EXERCISE MATERIAL
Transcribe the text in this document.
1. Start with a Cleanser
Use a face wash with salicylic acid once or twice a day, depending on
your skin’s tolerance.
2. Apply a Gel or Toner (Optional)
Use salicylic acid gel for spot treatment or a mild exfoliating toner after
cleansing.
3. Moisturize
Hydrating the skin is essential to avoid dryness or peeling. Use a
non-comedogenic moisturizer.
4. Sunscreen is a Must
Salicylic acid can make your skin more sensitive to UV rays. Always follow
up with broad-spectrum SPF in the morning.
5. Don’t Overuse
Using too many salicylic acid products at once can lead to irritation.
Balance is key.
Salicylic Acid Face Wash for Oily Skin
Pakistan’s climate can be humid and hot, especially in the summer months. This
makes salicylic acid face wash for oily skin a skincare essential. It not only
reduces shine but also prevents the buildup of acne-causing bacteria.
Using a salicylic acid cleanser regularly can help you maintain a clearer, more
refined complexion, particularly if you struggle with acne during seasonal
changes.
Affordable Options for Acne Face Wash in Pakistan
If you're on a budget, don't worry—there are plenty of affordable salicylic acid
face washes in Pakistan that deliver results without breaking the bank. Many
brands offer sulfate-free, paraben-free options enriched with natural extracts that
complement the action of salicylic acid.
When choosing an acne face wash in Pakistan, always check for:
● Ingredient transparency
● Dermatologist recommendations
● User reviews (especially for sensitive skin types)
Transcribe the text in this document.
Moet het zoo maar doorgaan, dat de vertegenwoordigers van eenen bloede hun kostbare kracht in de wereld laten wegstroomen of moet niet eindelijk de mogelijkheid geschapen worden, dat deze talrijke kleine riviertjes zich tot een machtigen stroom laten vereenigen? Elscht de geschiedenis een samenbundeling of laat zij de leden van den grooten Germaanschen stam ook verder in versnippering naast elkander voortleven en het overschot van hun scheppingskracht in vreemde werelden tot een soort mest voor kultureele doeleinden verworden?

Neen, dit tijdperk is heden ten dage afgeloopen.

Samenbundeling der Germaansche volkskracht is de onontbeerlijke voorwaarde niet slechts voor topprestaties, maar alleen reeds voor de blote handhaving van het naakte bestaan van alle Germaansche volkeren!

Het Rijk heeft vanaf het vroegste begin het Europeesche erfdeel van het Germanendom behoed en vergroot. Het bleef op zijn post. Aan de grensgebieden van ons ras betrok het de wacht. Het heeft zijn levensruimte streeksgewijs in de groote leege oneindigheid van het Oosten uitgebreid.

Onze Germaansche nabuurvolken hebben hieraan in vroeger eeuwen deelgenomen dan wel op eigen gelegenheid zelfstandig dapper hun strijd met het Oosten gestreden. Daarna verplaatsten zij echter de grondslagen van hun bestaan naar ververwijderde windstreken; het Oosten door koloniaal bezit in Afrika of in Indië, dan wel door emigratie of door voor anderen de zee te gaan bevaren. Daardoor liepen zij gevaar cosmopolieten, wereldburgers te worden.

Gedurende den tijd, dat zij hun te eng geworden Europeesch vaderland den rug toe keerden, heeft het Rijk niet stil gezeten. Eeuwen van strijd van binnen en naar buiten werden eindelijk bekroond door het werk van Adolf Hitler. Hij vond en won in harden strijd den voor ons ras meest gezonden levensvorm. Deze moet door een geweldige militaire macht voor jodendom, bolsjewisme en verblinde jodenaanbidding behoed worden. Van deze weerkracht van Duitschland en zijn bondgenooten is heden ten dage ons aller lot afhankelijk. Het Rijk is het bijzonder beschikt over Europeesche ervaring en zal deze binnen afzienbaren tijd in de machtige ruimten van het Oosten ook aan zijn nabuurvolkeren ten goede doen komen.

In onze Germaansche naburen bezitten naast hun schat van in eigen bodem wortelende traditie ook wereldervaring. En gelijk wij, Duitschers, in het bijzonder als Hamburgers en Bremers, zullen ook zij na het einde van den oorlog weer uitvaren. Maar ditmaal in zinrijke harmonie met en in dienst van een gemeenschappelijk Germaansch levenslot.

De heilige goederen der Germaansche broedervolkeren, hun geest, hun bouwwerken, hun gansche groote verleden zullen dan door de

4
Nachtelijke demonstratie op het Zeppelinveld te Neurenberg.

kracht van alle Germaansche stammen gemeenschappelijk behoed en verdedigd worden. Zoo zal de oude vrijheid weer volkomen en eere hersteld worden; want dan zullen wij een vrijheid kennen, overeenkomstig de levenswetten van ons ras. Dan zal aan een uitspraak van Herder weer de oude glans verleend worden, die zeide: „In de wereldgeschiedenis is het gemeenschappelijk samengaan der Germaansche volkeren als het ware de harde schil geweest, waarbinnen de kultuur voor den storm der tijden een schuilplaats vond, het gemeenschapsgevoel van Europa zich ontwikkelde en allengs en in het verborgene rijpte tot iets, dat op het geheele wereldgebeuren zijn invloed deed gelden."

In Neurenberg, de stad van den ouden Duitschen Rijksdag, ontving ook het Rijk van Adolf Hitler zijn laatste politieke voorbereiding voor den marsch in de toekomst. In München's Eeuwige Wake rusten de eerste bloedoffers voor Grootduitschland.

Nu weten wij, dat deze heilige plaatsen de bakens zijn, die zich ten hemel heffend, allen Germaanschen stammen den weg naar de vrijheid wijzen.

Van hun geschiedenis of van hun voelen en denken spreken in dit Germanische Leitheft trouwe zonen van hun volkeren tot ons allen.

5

WHAT THE EXERCISE ASKS
Only lines holding the string "that" are wanted; gather each one from the entries above.

SOLUTION BELOW
face washes in Pakistan that deliver results without breaking the bank. Many
brands offer sulfate-free, paraben-free options enriched with natural extracts that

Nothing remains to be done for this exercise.